(TASK REQUIREMENTS): Copy every line of the records below word for word, but leave out the pictures.
━━ WORKING DATA
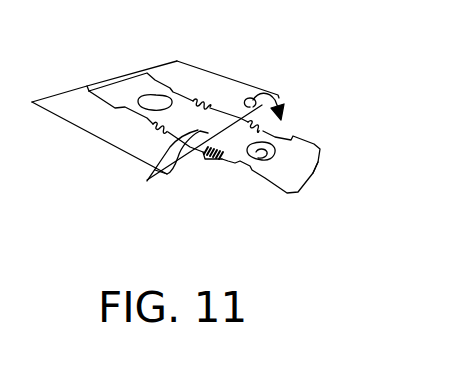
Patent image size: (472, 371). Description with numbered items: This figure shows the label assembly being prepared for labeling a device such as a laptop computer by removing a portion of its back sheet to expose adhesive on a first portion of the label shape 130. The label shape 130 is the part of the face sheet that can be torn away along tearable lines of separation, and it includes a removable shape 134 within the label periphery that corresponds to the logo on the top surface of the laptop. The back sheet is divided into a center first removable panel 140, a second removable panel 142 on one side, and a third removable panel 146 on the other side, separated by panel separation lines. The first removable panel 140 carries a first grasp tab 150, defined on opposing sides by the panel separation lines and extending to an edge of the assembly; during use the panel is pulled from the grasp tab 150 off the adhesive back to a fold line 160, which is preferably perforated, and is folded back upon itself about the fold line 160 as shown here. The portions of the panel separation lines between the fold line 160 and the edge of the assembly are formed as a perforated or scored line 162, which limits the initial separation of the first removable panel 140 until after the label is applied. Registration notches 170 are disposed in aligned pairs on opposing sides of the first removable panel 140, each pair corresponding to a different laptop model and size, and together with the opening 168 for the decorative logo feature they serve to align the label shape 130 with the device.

The label shape 130 is at (122, 85).
The removable shape 134 is at (263, 153).
The first removable panel 140 is at (303, 148).
The second removable panel 142 is at (222, 82).
The third removable panel 146 is at (118, 141).
The first grasp tab 150 is at (308, 170).
The fold line 160 is at (160, 168).
The perforated or scored line 162 is at (190, 148).
The opening 168 is at (157, 103).
The registration notches 170 is at (220, 165).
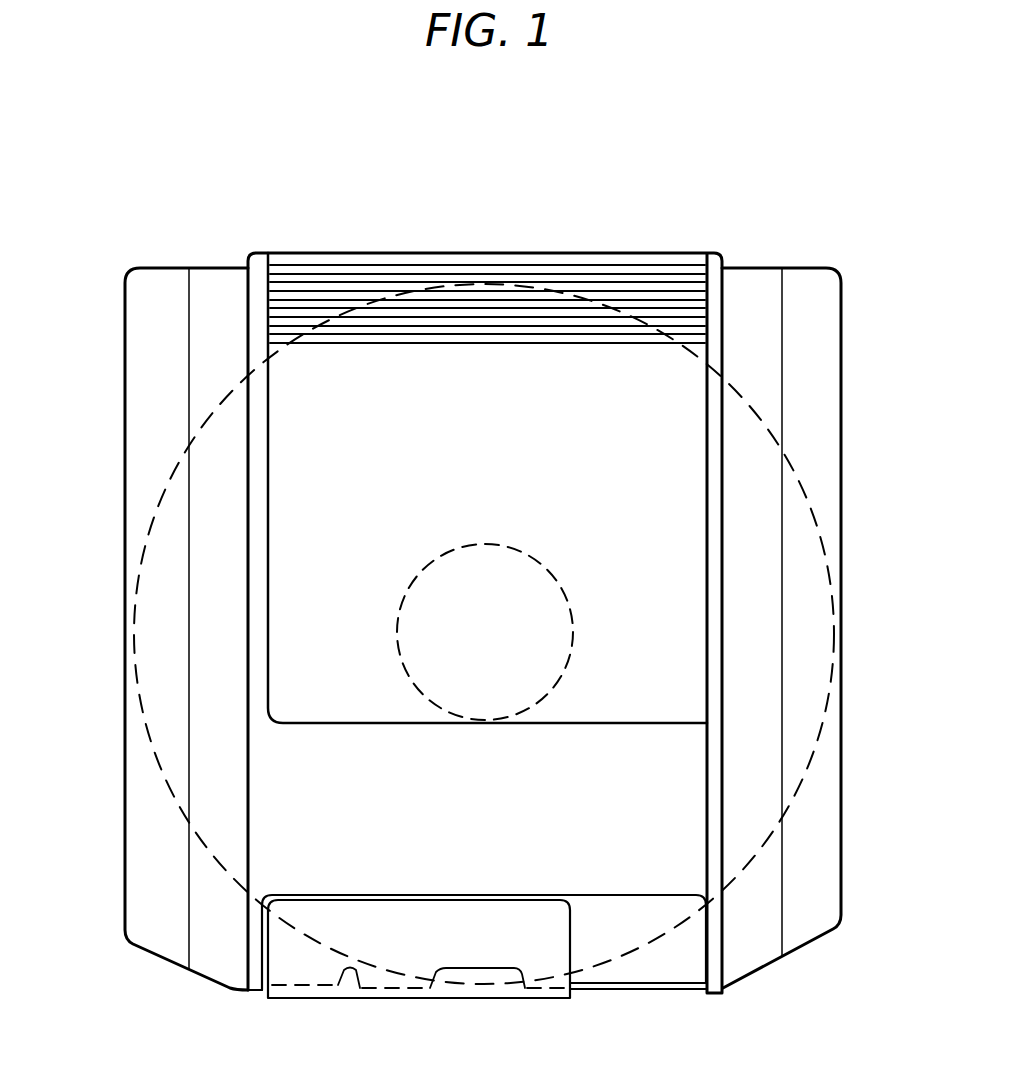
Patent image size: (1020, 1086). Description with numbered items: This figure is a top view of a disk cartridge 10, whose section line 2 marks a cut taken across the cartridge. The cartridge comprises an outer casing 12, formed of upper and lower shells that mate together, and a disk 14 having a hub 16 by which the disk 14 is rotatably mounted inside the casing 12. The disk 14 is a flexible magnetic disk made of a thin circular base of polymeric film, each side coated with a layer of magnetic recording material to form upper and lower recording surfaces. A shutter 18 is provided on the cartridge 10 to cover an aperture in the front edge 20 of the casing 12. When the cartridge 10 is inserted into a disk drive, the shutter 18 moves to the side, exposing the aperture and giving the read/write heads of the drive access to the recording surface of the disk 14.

The disk cartridge 10 is at (221, 197).
The outer casing 12 is at (745, 282).
The disk 14 is at (803, 702).
The hub 16 is at (493, 568).
The shutter 18 is at (330, 999).
The front edge 20 is at (614, 991).
The section line 2- 2 is at (53, 638).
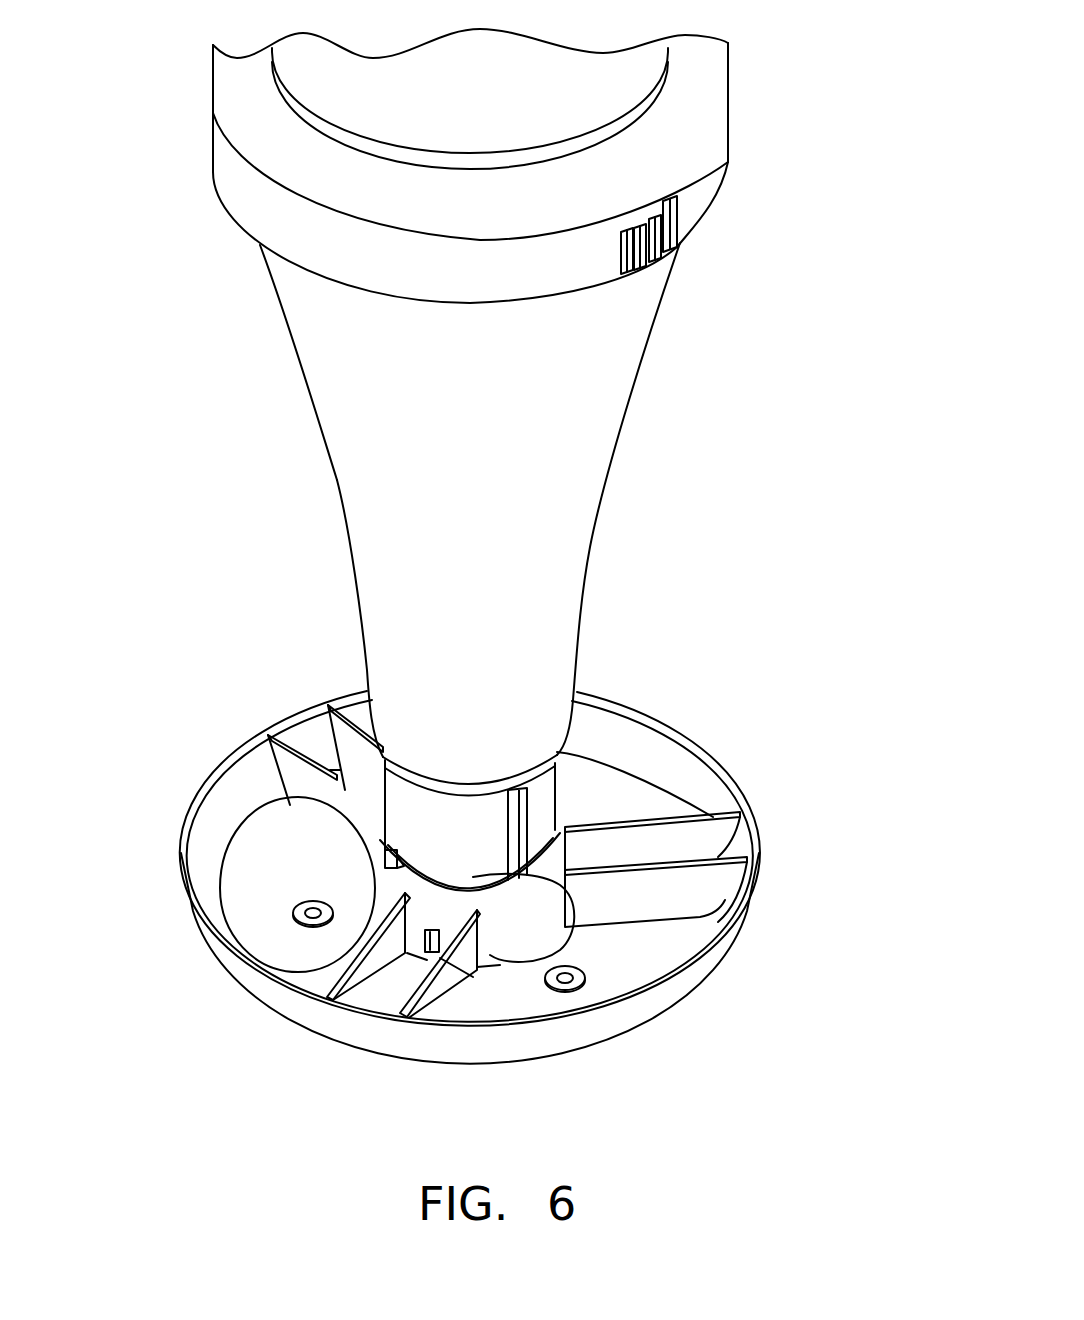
━━━━
(IN RESPONSE):
Patent image size: (472, 371). Description with numbered items: This figure shows the label assembly being prepared for labeling a device such as a laptop computer by removing a portion of its back sheet to expose adhesive on a first portion of the label shape 130. The label shape 130 is the part of the face sheet that can be torn away along tearable lines of separation, and it includes a removable shape 134 within the label periphery that corresponds to the logo on the top surface of the laptop. The back sheet is divided into a center first removable panel 140, a second removable panel 142 on one side, and a third removable panel 146 on the other side, separated by panel separation lines. The first removable panel 140 carries a first grasp tab 150, defined on opposing sides by the panel separation lines and extending to an edge of the assembly; during use the panel is pulled from the grasp tab 150 off the adhesive back to a fold line 160, which is preferably perforated, and is folded back upon itself about the fold line 160 as shown here. The portions of the panel separation lines between the fold line 160 and the edge of the assembly are formed as a perforated or scored line 162, which limits the initial separation of the first removable panel 140 until after the label is applied. Registration notches 170 are disposed in aligned pairs on opposing sides of the first removable panel 140, each pair corresponding to a different laptop model and size, and together with the opening 168 for the decorative logo feature they serve to align the label shape 130 with the device.

The label shape 130 is at (122, 85).
The removable shape 134 is at (263, 153).
The first removable panel 140 is at (303, 148).
The second removable panel 142 is at (222, 82).
The third removable panel 146 is at (118, 141).
The first grasp tab 150 is at (308, 170).
The fold line 160 is at (160, 168).
The perforated or scored line 162 is at (190, 148).
The opening 168 is at (157, 103).
The registration notches 170 is at (220, 165).
Patent image size: (1020, 1086). Description with numbered items: This figure is a top view of a disk cartridge 10, whose section line 2 marks a cut taken across the cartridge. The cartridge comprises an outer casing 12, formed of upper and lower shells that mate together, and a disk 14 having a hub 16 by which the disk 14 is rotatably mounted inside the casing 12. The disk 14 is a flexible magnetic disk made of a thin circular base of polymeric film, each side coated with a layer of magnetic recording material to form upper and lower recording surfaces. A shutter 18 is provided on the cartridge 10 to cover an aperture in the front edge 20 of the casing 12. When the cartridge 10 is inserted into a disk drive, the shutter 18 moves to the side, exposing the aperture and giving the read/write heads of the drive access to the recording surface of the disk 14.

The disk cartridge 10 is at (221, 197).
The outer casing 12 is at (745, 282).
The disk 14 is at (803, 702).
The hub 16 is at (493, 568).
The shutter 18 is at (330, 999).
The front edge 20 is at (614, 991).
The section line 2- 2 is at (53, 638).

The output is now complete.